_TASK DIRECTIONS:_ Please transcribe the records precisely; pictures stay out of your copy.

_MATERIAL SUPPLIED:_
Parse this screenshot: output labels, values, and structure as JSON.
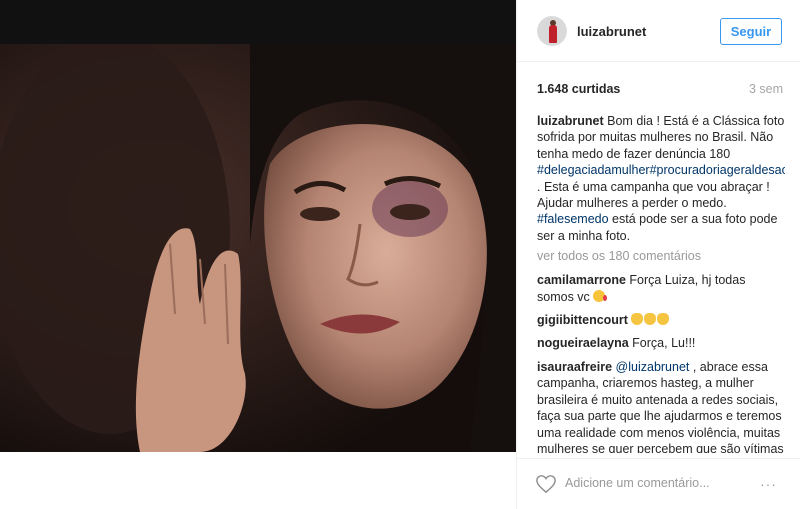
{
  "post": {
    "username": "luizabrunet",
    "follow_label": "Seguir",
    "likes": "1.648 curtidas",
    "time_ago": "3 sem",
    "caption": {
      "user": "luizabrunet",
      "text1": " Bom dia ! Está é a Clássica foto sofrida por muitas mulheres no Brasil. Não tenha medo de fazer denúncia 180 ",
      "tag1": "#delegaciadamulher",
      "tag2": "#procuradoriageraldesaopaulo",
      "text2": " . Esta é uma campanha que vou abraçar ! Ajudar mulheres a perder o medo. ",
      "tag3": "#falesemedo",
      "text3": " está pode ser a sua foto pode ser a minha foto."
    },
    "view_all": "ver todos os 180 comentários"
  },
  "comments": [
    {
      "user": "camilamarrone",
      "text": " Força Luiza, hj todas somos vc "
    },
    {
      "user": "gigiibittencourt",
      "text": " "
    },
    {
      "user": "nogueiraelayna",
      "text": " Força, Lu!!!"
    },
    {
      "user": "isauraafreire",
      "mention": "@luizabrunet",
      "text": " , abrace essa campanha, criaremos hasteg, a mulher brasileira é muito antenada a redes sociais, faça sua parte que lhe ajudarmos e teremos uma realidade com menos violência, muitas mulheres se quer percebem que são vítimas de violência,"
    }
  ],
  "footer": {
    "comment_placeholder": "Adicione um comentário...",
    "more_label": "···"
  },
  "icons": {
    "like": "heart-icon",
    "more": "more-options-icon"
  },
  "colors": {
    "accent": "#3897f0",
    "hashtag": "#003569",
    "muted": "#999999"
  }
}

_SOLUTION FOR THIS PROBLEM:_
Parse this screenshot: output labels, values, and structure as JSON.
{
  "post": {
    "username": "luizabrunet",
    "follow_label": "Seguir",
    "likes": "1.648 curtidas",
    "time_ago": "3 sem",
    "caption": {
      "user": "luizabrunet",
      "text1": " Bom dia ! Está é a Clássica foto sofrida por muitas mulheres no Brasil. Não tenha medo de fazer denúncia 180 ",
      "tag1": "#delegaciadamulher",
      "tag2": "#procuradoriageraldesaopaulo",
      "text2": " . Esta é uma campanha que vou abraçar ! Ajudar mulheres a perder o medo. ",
      "tag3": "#falesemedo",
      "text3": " está pode ser a sua foto pode ser a minha foto."
    },
    "view_all": "ver todos os 180 comentários"
  },
  "comments": [
    {
      "user": "camilamarrone",
      "text": " Força Luiza, hj todas somos vc "
    },
    {
      "user": "gigiibittencourt",
      "text": " "
    },
    {
      "user": "nogueiraelayna",
      "text": " Força, Lu!!!"
    },
    {
      "user": "isauraafreire",
      "mention": "@luizabrunet",
      "text": " , abrace essa campanha, criaremos hasteg, a mulher brasileira é muito antenada a redes sociais, faça sua parte que lhe ajudarmos e teremos uma realidade com menos violência, muitas mulheres se quer percebem que são vítimas de violência,"
    }
  ],
  "footer": {
    "comment_placeholder": "Adicione um comentário...",
    "more_label": "···"
  },
  "icons": {
    "like": "heart-icon",
    "more": "more-options-icon"
  },
  "colors": {
    "accent": "#3897f0",
    "hashtag": "#003569",
    "muted": "#999999"
  }
}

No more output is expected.